■ Work to complete
Quote the data below in full, minus the images.

■ Information provided
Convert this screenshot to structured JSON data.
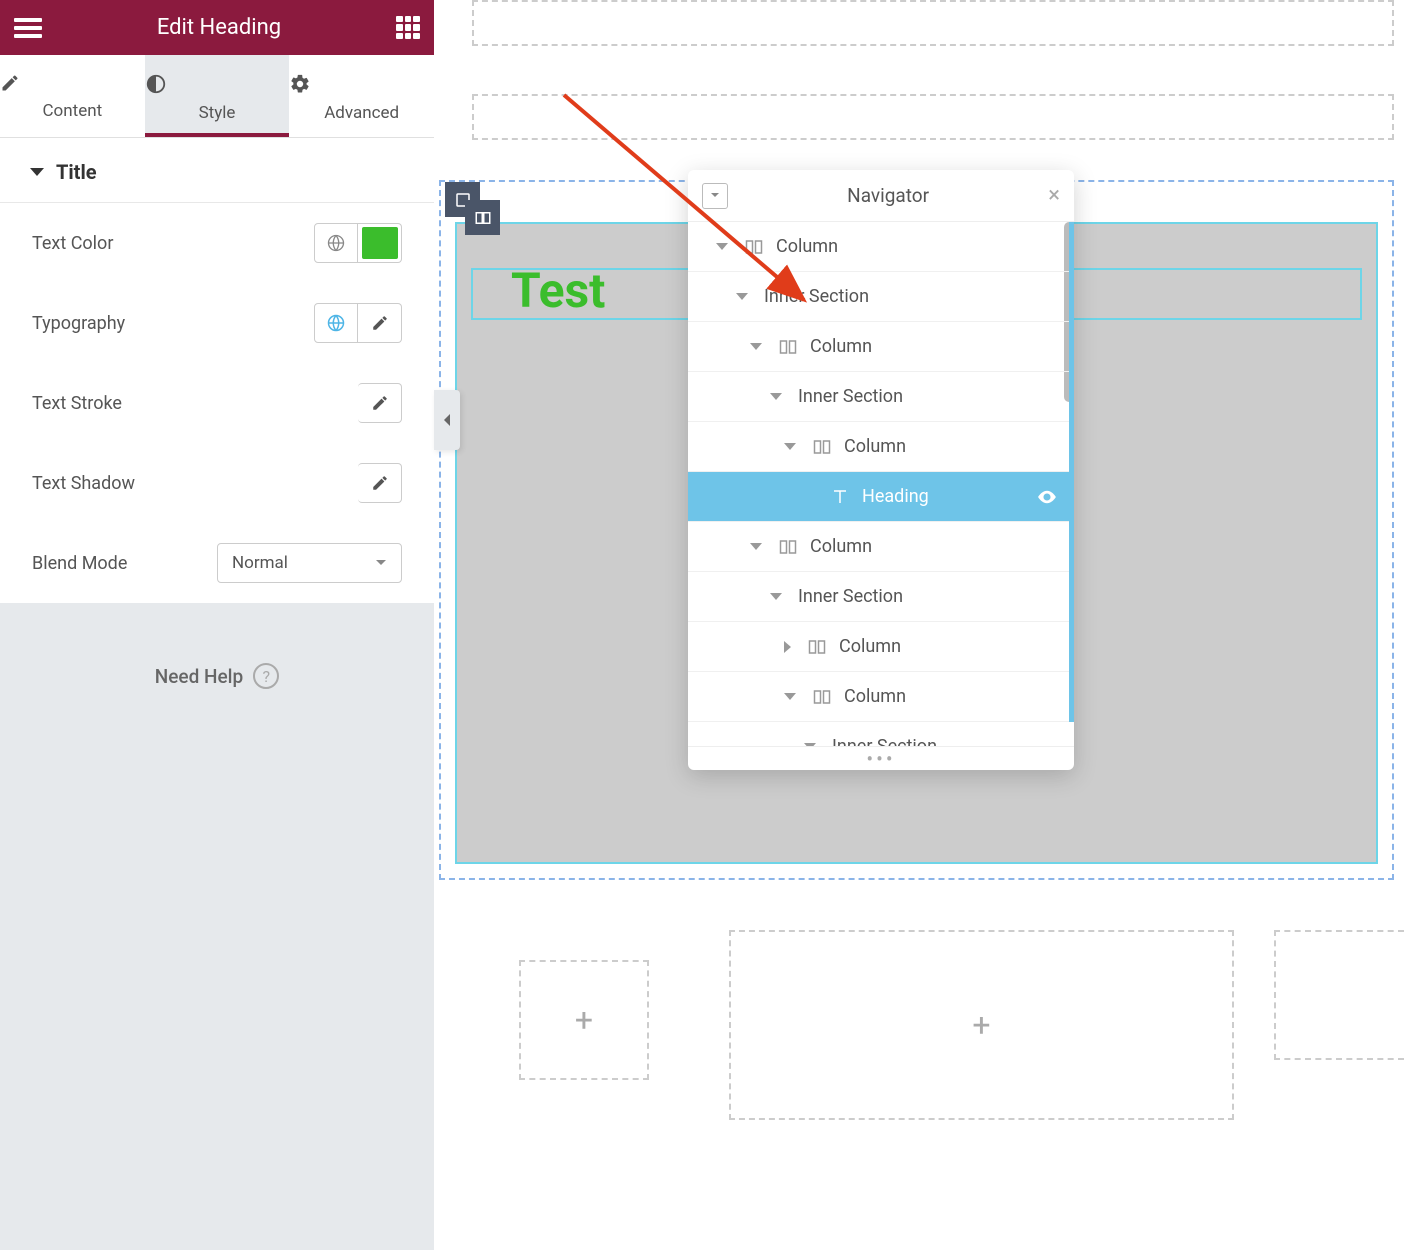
{
  "sidebar": {
    "title": "Edit Heading",
    "tabs": [
      {
        "label": "Content"
      },
      {
        "label": "Style"
      },
      {
        "label": "Advanced"
      }
    ],
    "section_title": "Title",
    "controls": {
      "text_color": "Text Color",
      "typography": "Typography",
      "text_stroke": "Text Stroke",
      "text_shadow": "Text Shadow",
      "blend_mode": "Blend Mode",
      "blend_mode_value": "Normal"
    },
    "text_color_value": "#3bbd2c",
    "help": "Need Help"
  },
  "canvas": {
    "heading_text": "Test"
  },
  "navigator": {
    "title": "Navigator",
    "items": [
      {
        "label": "Column",
        "indent": 28,
        "icon": "column",
        "caret": "down"
      },
      {
        "label": "Inner Section",
        "indent": 48,
        "icon": null,
        "caret": "down"
      },
      {
        "label": "Column",
        "indent": 62,
        "icon": "column",
        "caret": "down"
      },
      {
        "label": "Inner Section",
        "indent": 82,
        "icon": null,
        "caret": "down"
      },
      {
        "label": "Column",
        "indent": 96,
        "icon": "column",
        "caret": "down"
      },
      {
        "label": "Heading",
        "indent": 142,
        "icon": "heading",
        "caret": null,
        "selected": true
      },
      {
        "label": "Column",
        "indent": 62,
        "icon": "column",
        "caret": "down"
      },
      {
        "label": "Inner Section",
        "indent": 82,
        "icon": null,
        "caret": "down"
      },
      {
        "label": "Column",
        "indent": 96,
        "icon": "column",
        "caret": "right"
      },
      {
        "label": "Column",
        "indent": 96,
        "icon": "column",
        "caret": "down"
      },
      {
        "label": "Inner Section",
        "indent": 116,
        "icon": null,
        "caret": "down"
      }
    ]
  }
}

■ Written response
Convert this screenshot to structured JSON data.
{
  "sidebar": {
    "title": "Edit Heading",
    "tabs": [
      {
        "label": "Content"
      },
      {
        "label": "Style"
      },
      {
        "label": "Advanced"
      }
    ],
    "section_title": "Title",
    "controls": {
      "text_color": "Text Color",
      "typography": "Typography",
      "text_stroke": "Text Stroke",
      "text_shadow": "Text Shadow",
      "blend_mode": "Blend Mode",
      "blend_mode_value": "Normal"
    },
    "text_color_value": "#3bbd2c",
    "help": "Need Help"
  },
  "canvas": {
    "heading_text": "Test"
  },
  "navigator": {
    "title": "Navigator",
    "items": [
      {
        "label": "Column",
        "indent": 28,
        "icon": "column",
        "caret": "down"
      },
      {
        "label": "Inner Section",
        "indent": 48,
        "icon": null,
        "caret": "down"
      },
      {
        "label": "Column",
        "indent": 62,
        "icon": "column",
        "caret": "down"
      },
      {
        "label": "Inner Section",
        "indent": 82,
        "icon": null,
        "caret": "down"
      },
      {
        "label": "Column",
        "indent": 96,
        "icon": "column",
        "caret": "down"
      },
      {
        "label": "Heading",
        "indent": 142,
        "icon": "heading",
        "caret": null,
        "selected": true
      },
      {
        "label": "Column",
        "indent": 62,
        "icon": "column",
        "caret": "down"
      },
      {
        "label": "Inner Section",
        "indent": 82,
        "icon": null,
        "caret": "down"
      },
      {
        "label": "Column",
        "indent": 96,
        "icon": "column",
        "caret": "right"
      },
      {
        "label": "Column",
        "indent": 96,
        "icon": "column",
        "caret": "down"
      },
      {
        "label": "Inner Section",
        "indent": 116,
        "icon": null,
        "caret": "down"
      }
    ]
  }
}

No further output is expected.